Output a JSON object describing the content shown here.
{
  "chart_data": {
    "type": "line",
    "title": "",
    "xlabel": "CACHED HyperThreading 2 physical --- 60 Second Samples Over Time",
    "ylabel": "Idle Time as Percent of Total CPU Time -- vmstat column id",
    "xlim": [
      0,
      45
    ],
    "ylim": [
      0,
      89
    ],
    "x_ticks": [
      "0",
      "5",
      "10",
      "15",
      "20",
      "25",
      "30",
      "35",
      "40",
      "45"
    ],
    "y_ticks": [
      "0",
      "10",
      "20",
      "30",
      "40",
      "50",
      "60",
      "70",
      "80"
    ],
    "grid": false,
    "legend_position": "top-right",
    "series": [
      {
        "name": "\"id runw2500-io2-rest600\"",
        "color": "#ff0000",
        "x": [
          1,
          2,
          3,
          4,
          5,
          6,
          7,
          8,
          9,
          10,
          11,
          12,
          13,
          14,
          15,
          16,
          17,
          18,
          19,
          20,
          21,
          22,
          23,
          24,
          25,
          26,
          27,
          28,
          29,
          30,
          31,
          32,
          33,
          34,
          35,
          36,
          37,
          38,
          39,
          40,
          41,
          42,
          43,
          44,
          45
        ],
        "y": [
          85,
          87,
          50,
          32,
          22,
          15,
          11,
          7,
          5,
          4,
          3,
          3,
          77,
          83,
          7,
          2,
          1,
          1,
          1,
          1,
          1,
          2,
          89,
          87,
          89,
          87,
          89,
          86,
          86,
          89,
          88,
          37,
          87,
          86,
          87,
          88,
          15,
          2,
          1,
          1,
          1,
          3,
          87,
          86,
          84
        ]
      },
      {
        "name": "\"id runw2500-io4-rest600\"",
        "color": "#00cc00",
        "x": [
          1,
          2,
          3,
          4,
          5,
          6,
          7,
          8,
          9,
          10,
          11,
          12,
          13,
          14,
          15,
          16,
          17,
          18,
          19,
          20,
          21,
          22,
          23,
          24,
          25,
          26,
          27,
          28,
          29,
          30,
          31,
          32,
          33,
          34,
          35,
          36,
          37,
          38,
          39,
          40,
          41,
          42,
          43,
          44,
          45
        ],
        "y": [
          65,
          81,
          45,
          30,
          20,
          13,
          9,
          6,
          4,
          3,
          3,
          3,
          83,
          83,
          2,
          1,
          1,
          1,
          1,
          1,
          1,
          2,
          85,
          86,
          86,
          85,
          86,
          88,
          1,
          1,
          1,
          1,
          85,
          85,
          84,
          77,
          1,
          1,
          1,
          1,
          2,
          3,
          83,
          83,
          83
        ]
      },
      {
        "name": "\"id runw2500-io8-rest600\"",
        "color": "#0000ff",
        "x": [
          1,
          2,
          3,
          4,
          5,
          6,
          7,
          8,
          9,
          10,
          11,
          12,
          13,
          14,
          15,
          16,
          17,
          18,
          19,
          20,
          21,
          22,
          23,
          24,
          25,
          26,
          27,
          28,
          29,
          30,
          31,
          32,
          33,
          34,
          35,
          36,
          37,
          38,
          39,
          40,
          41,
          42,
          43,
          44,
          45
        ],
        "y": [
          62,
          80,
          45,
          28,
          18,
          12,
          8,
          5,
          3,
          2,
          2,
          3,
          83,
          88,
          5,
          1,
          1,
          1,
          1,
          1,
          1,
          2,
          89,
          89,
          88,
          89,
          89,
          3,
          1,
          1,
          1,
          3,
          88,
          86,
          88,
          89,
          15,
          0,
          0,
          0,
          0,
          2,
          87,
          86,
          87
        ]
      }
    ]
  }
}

========================================================================

== Requirements ==
Using the listing above, retype each line exactly.

== Answer for this exercise ==
Output a JSON object describing the content shown here.
{
  "chart_data": {
    "type": "line",
    "title": "",
    "xlabel": "CACHED HyperThreading 2 physical --- 60 Second Samples Over Time",
    "ylabel": "Idle Time as Percent of Total CPU Time -- vmstat column id",
    "xlim": [
      0,
      45
    ],
    "ylim": [
      0,
      89
    ],
    "x_ticks": [
      "0",
      "5",
      "10",
      "15",
      "20",
      "25",
      "30",
      "35",
      "40",
      "45"
    ],
    "y_ticks": [
      "0",
      "10",
      "20",
      "30",
      "40",
      "50",
      "60",
      "70",
      "80"
    ],
    "grid": false,
    "legend_position": "top-right",
    "series": [
      {
        "name": "\"id runw2500-io2-rest600\"",
        "color": "#ff0000",
        "x": [
          1,
          2,
          3,
          4,
          5,
          6,
          7,
          8,
          9,
          10,
          11,
          12,
          13,
          14,
          15,
          16,
          17,
          18,
          19,
          20,
          21,
          22,
          23,
          24,
          25,
          26,
          27,
          28,
          29,
          30,
          31,
          32,
          33,
          34,
          35,
          36,
          37,
          38,
          39,
          40,
          41,
          42,
          43,
          44,
          45
        ],
        "y": [
          85,
          87,
          50,
          32,
          22,
          15,
          11,
          7,
          5,
          4,
          3,
          3,
          77,
          83,
          7,
          2,
          1,
          1,
          1,
          1,
          1,
          2,
          89,
          87,
          89,
          87,
          89,
          86,
          86,
          89,
          88,
          37,
          87,
          86,
          87,
          88,
          15,
          2,
          1,
          1,
          1,
          3,
          87,
          86,
          84
        ]
      },
      {
        "name": "\"id runw2500-io4-rest600\"",
        "color": "#00cc00",
        "x": [
          1,
          2,
          3,
          4,
          5,
          6,
          7,
          8,
          9,
          10,
          11,
          12,
          13,
          14,
          15,
          16,
          17,
          18,
          19,
          20,
          21,
          22,
          23,
          24,
          25,
          26,
          27,
          28,
          29,
          30,
          31,
          32,
          33,
          34,
          35,
          36,
          37,
          38,
          39,
          40,
          41,
          42,
          43,
          44,
          45
        ],
        "y": [
          65,
          81,
          45,
          30,
          20,
          13,
          9,
          6,
          4,
          3,
          3,
          3,
          83,
          83,
          2,
          1,
          1,
          1,
          1,
          1,
          1,
          2,
          85,
          86,
          86,
          85,
          86,
          88,
          1,
          1,
          1,
          1,
          85,
          85,
          84,
          77,
          1,
          1,
          1,
          1,
          2,
          3,
          83,
          83,
          83
        ]
      },
      {
        "name": "\"id runw2500-io8-rest600\"",
        "color": "#0000ff",
        "x": [
          1,
          2,
          3,
          4,
          5,
          6,
          7,
          8,
          9,
          10,
          11,
          12,
          13,
          14,
          15,
          16,
          17,
          18,
          19,
          20,
          21,
          22,
          23,
          24,
          25,
          26,
          27,
          28,
          29,
          30,
          31,
          32,
          33,
          34,
          35,
          36,
          37,
          38,
          39,
          40,
          41,
          42,
          43,
          44,
          45
        ],
        "y": [
          62,
          80,
          45,
          28,
          18,
          12,
          8,
          5,
          3,
          2,
          2,
          3,
          83,
          88,
          5,
          1,
          1,
          1,
          1,
          1,
          1,
          2,
          89,
          89,
          88,
          89,
          89,
          3,
          1,
          1,
          1,
          3,
          88,
          86,
          88,
          89,
          15,
          0,
          0,
          0,
          0,
          2,
          87,
          86,
          87
        ]
      }
    ]
  }
}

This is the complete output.